# What to produce
Gather all lines in the entries below that include the word "disengage".

******

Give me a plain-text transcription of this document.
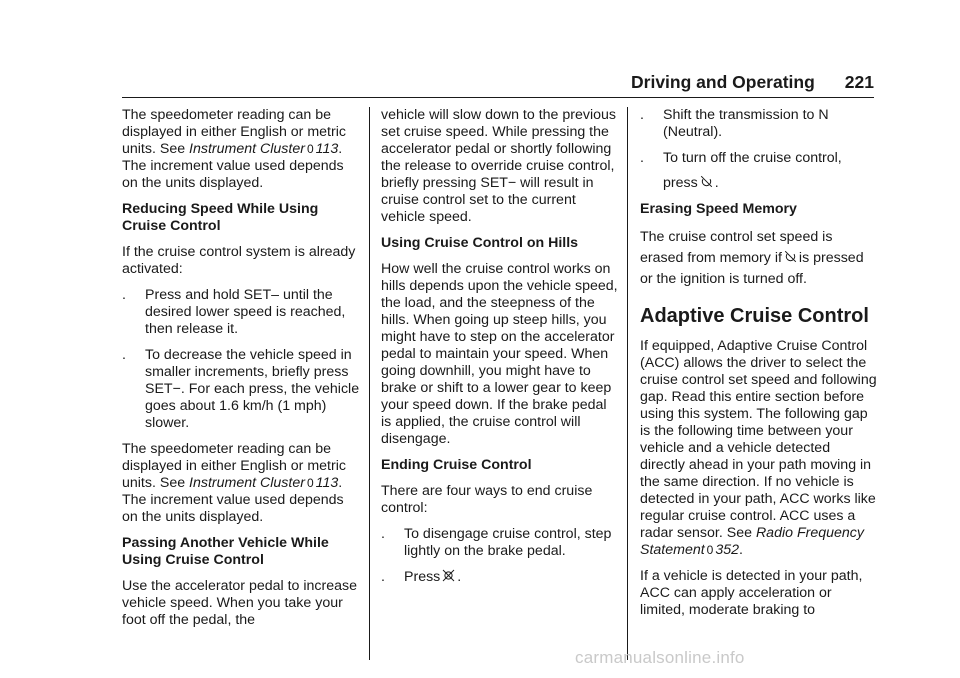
Driving and Operating 221

The speedometer reading can be displayed in either English or metric units. See Instrument Cluster 0 113. The increment value used depends on the units displayed.

Reducing Speed While Using Cruise Control

If the cruise control system is already activated:

. Press and hold SET– until the desired lower speed is reached, then release it.
. To decrease the vehicle speed in smaller increments, briefly press SET−. For each press, the vehicle goes about 1.6 km/h (1 mph) slower.

The speedometer reading can be displayed in either English or metric units. See Instrument Cluster 0 113. The increment value used depends on the units displayed.

Passing Another Vehicle While Using Cruise Control

Use the accelerator pedal to increase vehicle speed. When you take your foot off the pedal, the

vehicle will slow down to the previous set cruise speed. While pressing the accelerator pedal or shortly following the release to override cruise control, briefly pressing SET− will result in cruise control set to the current vehicle speed.

Using Cruise Control on Hills

How well the cruise control works on hills depends upon the vehicle speed, the load, and the steepness of the hills. When going up steep hills, you might have to step on the accelerator pedal to maintain your speed. When going downhill, you might have to brake or shift to a lower gear to keep your speed down. If the brake pedal is applied, the cruise control will disengage.

Ending Cruise Control

There are four ways to end cruise control:

. To disengage cruise control, step lightly on the brake pedal.
. Press .
. Shift the transmission to N (Neutral).
. To turn off the cruise control,
press .
Erasing Speed Memory

The cruise control set speed is
erased from memory if is pressed
or the ignition is turned off.

Adaptive Cruise Control

If equipped, Adaptive Cruise Control (ACC) allows the driver to select the cruise control set speed and following gap. Read this entire section before using this system. The following gap is the following time between your vehicle and a vehicle detected directly ahead in your path moving in the same direction. If no vehicle is detected in your path, ACC works like regular cruise control. ACC uses a radar sensor. See Radio Frequency Statement 0 352.

If a vehicle is detected in your path, ACC can apply acceleration or limited, moderate braking to

carmanualsonline.info
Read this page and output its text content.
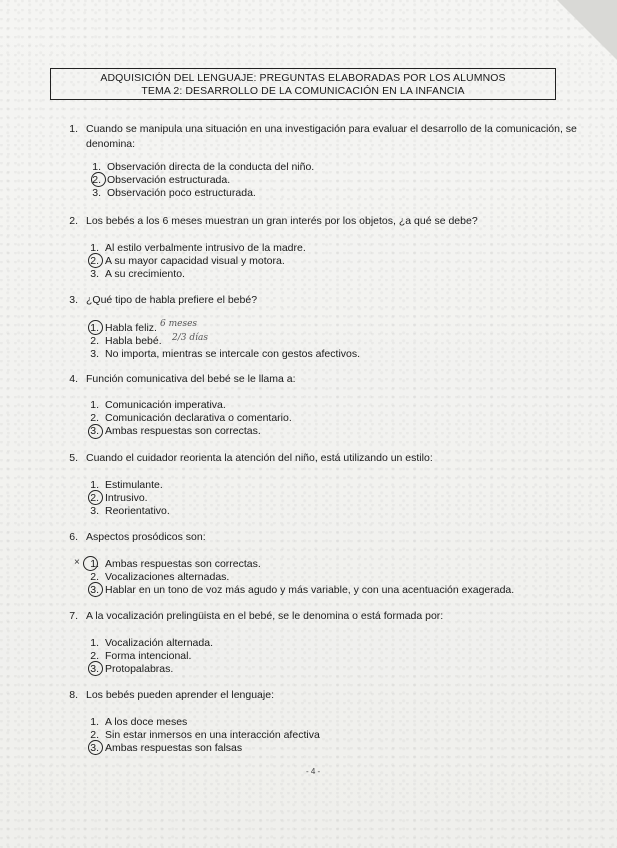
ADQUISICIÓN DEL LENGUAJE: PREGUNTAS ELABORADAS POR LOS ALUMNOS
TEMA 2: DESARROLLO DE LA COMUNICACIÓN EN LA INFANCIA
1. Cuando se manipula una situación en una investigación para evaluar el desarrollo de la comunicación, se
denomina:
1. Observación directa de la conducta del niño.
2. Observación estructurada.
3. Observación poco estructurada.
2. Los bebés a los 6 meses muestran un gran interés por los objetos, ¿a qué se debe?
1. Al estilo verbalmente intrusivo de la madre.
2. A su mayor capacidad visual y motora.
3. A su crecimiento.
3. ¿Qué tipo de habla prefiere el bebé?
1. Habla feliz.
2. Habla bebé.
3. No importa, mientras se intercale con gestos afectivos.
6 meses
2/3 días
4. Función comunicativa del bebé se le llama a:
1. Comunicación imperativa.
2. Comunicación declarativa o comentario.
3. Ambas respuestas son correctas.
5. Cuando el cuidador reorienta la atención del niño, está utilizando un estilo:
1. Estimulante.
2. Intrusivo.
3. Reorientativo.
6. Aspectos prosódicos son:
× 1. Ambas respuestas son correctas.
2. Vocalizaciones alternadas.
3. Hablar en un tono de voz más agudo y más variable, y con una acentuación exagerada.
7. A la vocalización prelingüista en el bebé, se le denomina o está formada por:
1. Vocalización alternada.
2. Forma intencional.
3. Protopalabras.
8. Los bebés pueden aprender el lenguaje:
1. A los doce meses
2. Sin estar inmersos en una interacción afectiva
3. Ambas respuestas son falsas
- 4 -
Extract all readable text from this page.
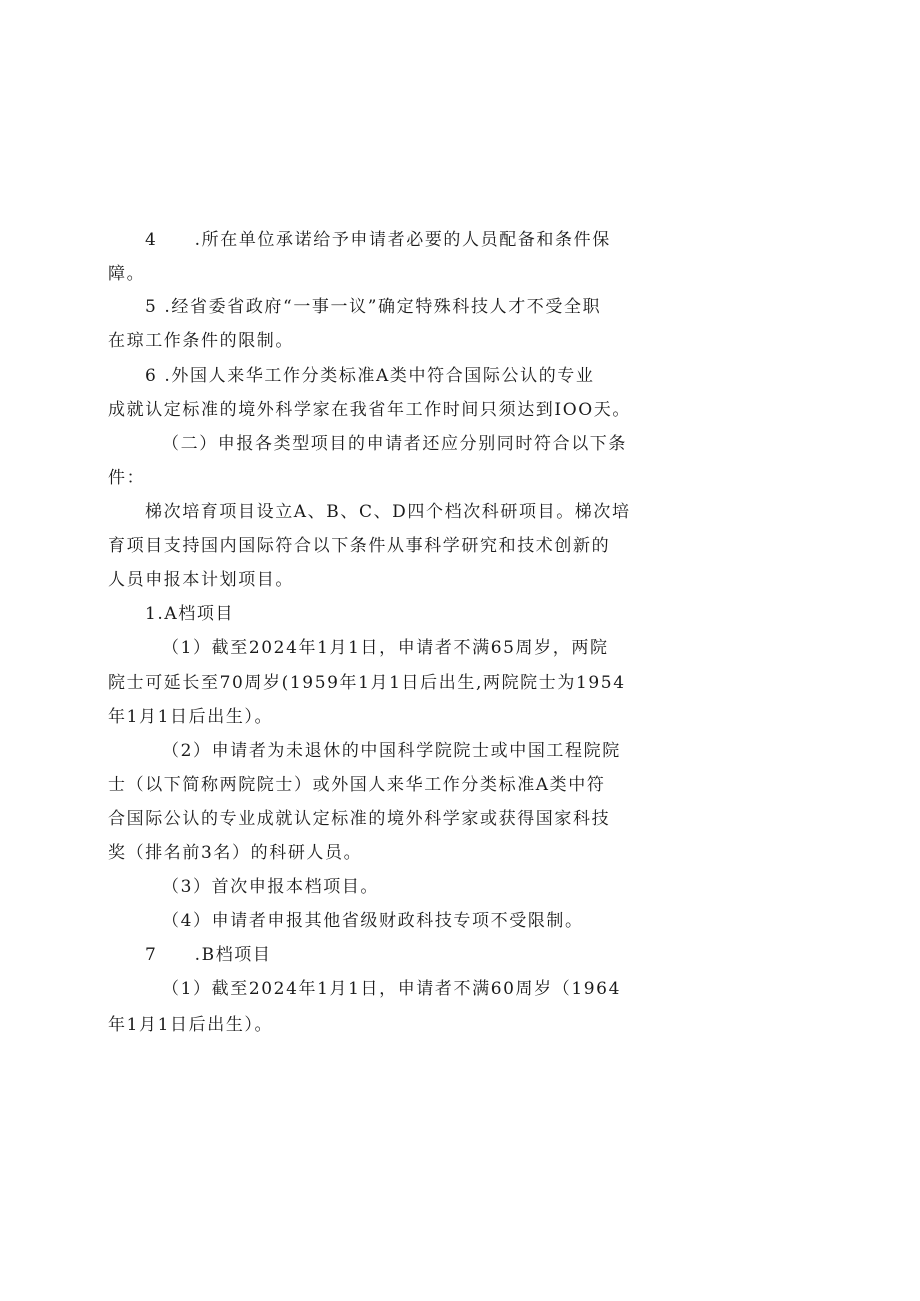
4　　.所在单位承诺给予申请者必要的人员配备和条件保
障。
5 .经省委省政府“一事一议”确定特殊科技人才不受全职
在琼工作条件的限制。
6 .外国人来华工作分类标准A类中符合国际公认的专业
成就认定标准的境外科学家在我省年工作时间只须达到IOO天。
（二）申报各类型项目的申请者还应分别同时符合以下条
件：
梯次培育项目设立A、B、C、D四个档次科研项目。梯次培
育项目支持国内国际符合以下条件从事科学研究和技术创新的
人员申报本计划项目。
1.A档项目
（1）截至2024年1月1日，申请者不满65周岁，两院
院士可延长至70周岁(1959年1月1日后出生,两院院士为1954
年1月1日后出生）。
（2）申请者为未退休的中国科学院院士或中国工程院院
士（以下简称两院院士）或外国人来华工作分类标准A类中符
合国际公认的专业成就认定标准的境外科学家或获得国家科技
奖（排名前3名）的科研人员。
（3）首次申报本档项目。
（4）申请者申报其他省级财政科技专项不受限制。
7　　.B档项目
（1）截至2024年1月1日，申请者不满60周岁（1964
年1月1日后出生）。
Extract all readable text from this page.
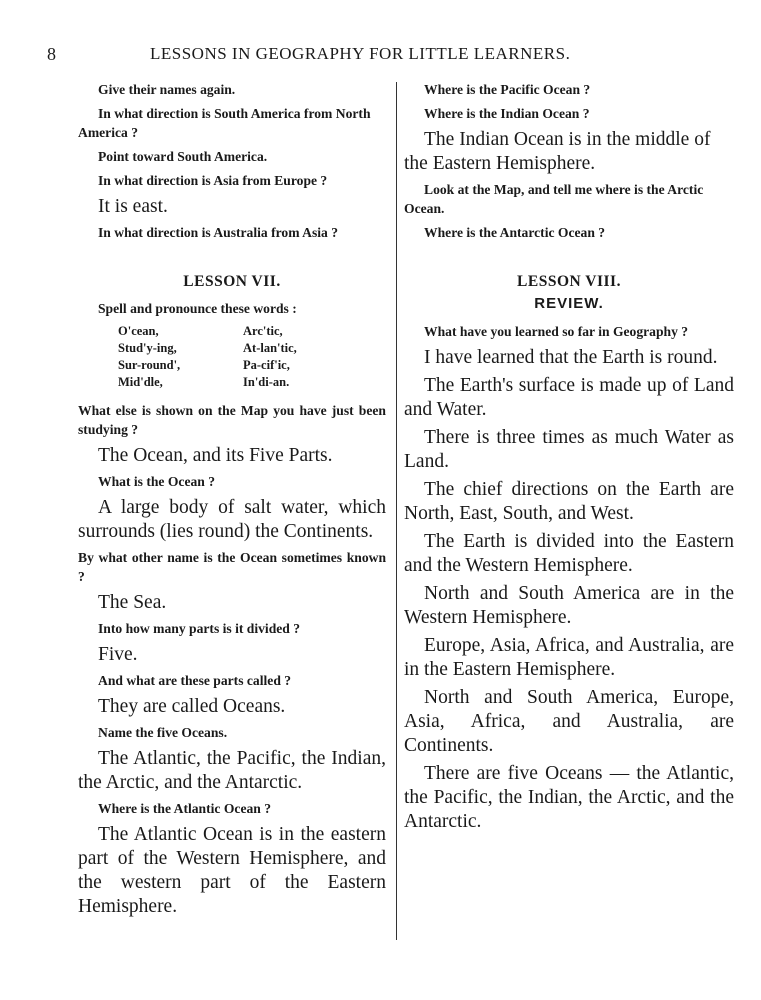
8	LESSONS IN GEOGRAPHY FOR LITTLE LEARNERS.

Give their names again.

In what direction is South America from North America ?

Point toward South America.

In what direction is Asia from Europe ?

It is east.

In what direction is Australia from Asia ?

LESSON VII.

Spell and pronounce these words :

O'cean,	Arc'tic,
Stud'y-ing,	At-lan'tic,
Sur-round',	Pa-cif'ic,
Mid'dle,	In'di-an.

What else is shown on the Map you have just been studying ?

The Ocean, and its Five Parts.

What is the Ocean ?

A large body of salt water, which surrounds (lies round) the Continents.

By what other name is the Ocean sometimes known ?

The Sea.

Into how many parts is it divided ?

Five.

And what are these parts called ?

They are called Oceans.

Name the five Oceans.

The Atlantic, the Pacific, the Indian, the Arctic, and the Antarctic.

Where is the Atlantic Ocean ?

The Atlantic Ocean is in the eastern part of the Western Hemisphere, and the western part of the Eastern Hemisphere.

Where is the Pacific Ocean ?

Where is the Indian Ocean ?

The Indian Ocean is in the middle of the Eastern Hemisphere.

Look at the Map, and tell me where is the Arctic Ocean.

Where is the Antarctic Ocean ?

LESSON VIII.
REVIEW.

What have you learned so far in Geography ?

I have learned that the Earth is round.

The Earth's surface is made up of Land and Water.

There is three times as much Water as Land.

The chief directions on the Earth are North, East, South, and West.

The Earth is divided into the Eastern and the Western Hemisphere.

North and South America are in the Western Hemisphere.

Europe, Asia, Africa, and Australia, are in the Eastern Hemisphere.

North and South America, Europe, Asia, Africa, and Australia, are Continents.

There are five Oceans — the Atlantic, the Pacific, the Indian, the Arctic, and the Antarctic.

******

# Written solution
How well the cruise control works on hills depends upon the vehicle speed, the load, and the steepness of the hills. When going up steep hills, you might have to step on the accelerator pedal to maintain your speed. When going downhill, you might have to brake or shift to a lower gear to keep your speed down. If the brake pedal is applied, the cruise control will disengage.
. To disengage cruise control, step lightly on the brake pedal.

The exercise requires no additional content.